PROBLEM TO WORK ON:
According to the text below on defect clusters in ThO_{2}, how are the two O_{i} defects arranged in the ground-state structure of the 2Th_{i} + 2O_{i} cluster?

TEXT SECTION:
========

Our first interesting finding is the discovery of many unexpected GS structures that completely defy our physical intuition that constituent point defects within a defect cluster should be positioned in close proximity to form a “compact” GS. While this guiding heuristic remains valid for vacancy clusters in ThO_{2}, it is inadequate for describing small interstitial clusters. As depicted in Fig. 1a, these compact configurations based on physical intuition are remarkably energetically unfavorable compared to the true GSs, which exhibit decidedly non-compact structures. For example, in the GS structure for 2Th_{i} + 1O_{i}, the O_{i} defect prefers to be close to only one of the two Th_{i} defects, rather than both. Furthermore, in the GS structure for the 2Th_{i} + 2O_{i} cluster, the two O_{i} defects stay far away from each other to form a zigzag structure. The previously presumed compact structure from our earlier study^{8}, in which the four point defects within the 2Th_{i} + 2O_{i} cluster form a highly symmetrical tetrahedron, turns out to be a high-energy configuration. Note that the energy differences between these compact configurations and the true GSs, as calculated via both DFT and MLIP, also show good quantitative agreement (see Fig. 1a), further corroborating the accuracy of the MLIP developed in this study.

========

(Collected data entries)
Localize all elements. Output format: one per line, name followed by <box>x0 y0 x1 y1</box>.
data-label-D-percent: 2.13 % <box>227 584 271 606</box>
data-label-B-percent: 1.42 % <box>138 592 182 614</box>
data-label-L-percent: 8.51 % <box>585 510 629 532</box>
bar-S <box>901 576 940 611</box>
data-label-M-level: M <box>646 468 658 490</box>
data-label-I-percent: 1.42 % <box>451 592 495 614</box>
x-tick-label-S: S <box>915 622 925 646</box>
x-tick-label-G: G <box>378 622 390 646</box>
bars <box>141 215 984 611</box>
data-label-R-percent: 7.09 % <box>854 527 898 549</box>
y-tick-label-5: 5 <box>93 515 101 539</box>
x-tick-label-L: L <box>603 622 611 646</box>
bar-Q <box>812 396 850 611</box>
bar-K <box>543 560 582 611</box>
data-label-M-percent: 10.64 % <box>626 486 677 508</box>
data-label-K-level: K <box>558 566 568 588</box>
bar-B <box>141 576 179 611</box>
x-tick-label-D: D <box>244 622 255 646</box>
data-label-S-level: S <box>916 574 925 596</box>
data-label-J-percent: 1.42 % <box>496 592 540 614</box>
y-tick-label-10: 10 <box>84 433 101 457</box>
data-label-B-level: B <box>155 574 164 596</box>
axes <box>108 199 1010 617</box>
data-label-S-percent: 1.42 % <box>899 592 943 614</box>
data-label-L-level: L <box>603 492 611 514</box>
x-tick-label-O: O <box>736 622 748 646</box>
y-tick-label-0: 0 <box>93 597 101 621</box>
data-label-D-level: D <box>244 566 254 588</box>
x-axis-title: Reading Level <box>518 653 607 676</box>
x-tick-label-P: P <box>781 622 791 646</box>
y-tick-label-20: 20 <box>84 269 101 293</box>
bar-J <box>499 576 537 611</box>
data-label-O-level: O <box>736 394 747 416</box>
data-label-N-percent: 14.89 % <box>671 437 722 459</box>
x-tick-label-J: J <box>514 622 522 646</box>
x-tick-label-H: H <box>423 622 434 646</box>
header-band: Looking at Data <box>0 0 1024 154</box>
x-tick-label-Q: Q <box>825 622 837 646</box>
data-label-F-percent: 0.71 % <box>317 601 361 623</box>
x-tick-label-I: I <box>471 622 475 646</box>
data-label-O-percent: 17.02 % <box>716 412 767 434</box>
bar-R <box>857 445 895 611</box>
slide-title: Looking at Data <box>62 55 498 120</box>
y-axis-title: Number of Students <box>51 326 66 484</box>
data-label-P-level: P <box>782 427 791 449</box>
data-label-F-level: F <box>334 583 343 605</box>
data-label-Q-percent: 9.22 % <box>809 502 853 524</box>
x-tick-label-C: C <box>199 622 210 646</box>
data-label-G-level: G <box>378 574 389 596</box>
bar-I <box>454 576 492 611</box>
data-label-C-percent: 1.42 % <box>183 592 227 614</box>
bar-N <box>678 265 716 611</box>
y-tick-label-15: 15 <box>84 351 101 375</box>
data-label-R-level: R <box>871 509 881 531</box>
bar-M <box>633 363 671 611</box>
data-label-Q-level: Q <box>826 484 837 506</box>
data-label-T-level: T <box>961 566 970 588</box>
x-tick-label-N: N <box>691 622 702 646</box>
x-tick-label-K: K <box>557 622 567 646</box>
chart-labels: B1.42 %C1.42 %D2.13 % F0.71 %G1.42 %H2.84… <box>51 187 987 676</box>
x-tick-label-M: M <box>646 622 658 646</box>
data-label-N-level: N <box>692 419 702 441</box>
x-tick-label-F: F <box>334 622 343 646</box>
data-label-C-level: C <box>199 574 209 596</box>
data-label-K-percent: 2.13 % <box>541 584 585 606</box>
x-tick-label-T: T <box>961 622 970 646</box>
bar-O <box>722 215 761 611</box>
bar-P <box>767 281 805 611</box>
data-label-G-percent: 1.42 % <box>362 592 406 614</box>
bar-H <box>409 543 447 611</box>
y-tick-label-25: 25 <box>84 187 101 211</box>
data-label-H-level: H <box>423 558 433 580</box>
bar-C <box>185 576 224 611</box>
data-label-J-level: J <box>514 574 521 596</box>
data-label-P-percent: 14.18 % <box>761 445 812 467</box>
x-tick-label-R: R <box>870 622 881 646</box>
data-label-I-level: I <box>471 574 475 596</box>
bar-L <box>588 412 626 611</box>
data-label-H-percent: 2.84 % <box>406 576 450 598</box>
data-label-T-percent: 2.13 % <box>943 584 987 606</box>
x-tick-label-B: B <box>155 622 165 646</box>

========

THE COMPLETED TASK:
They stay far away from each other, forming a zigzag structure.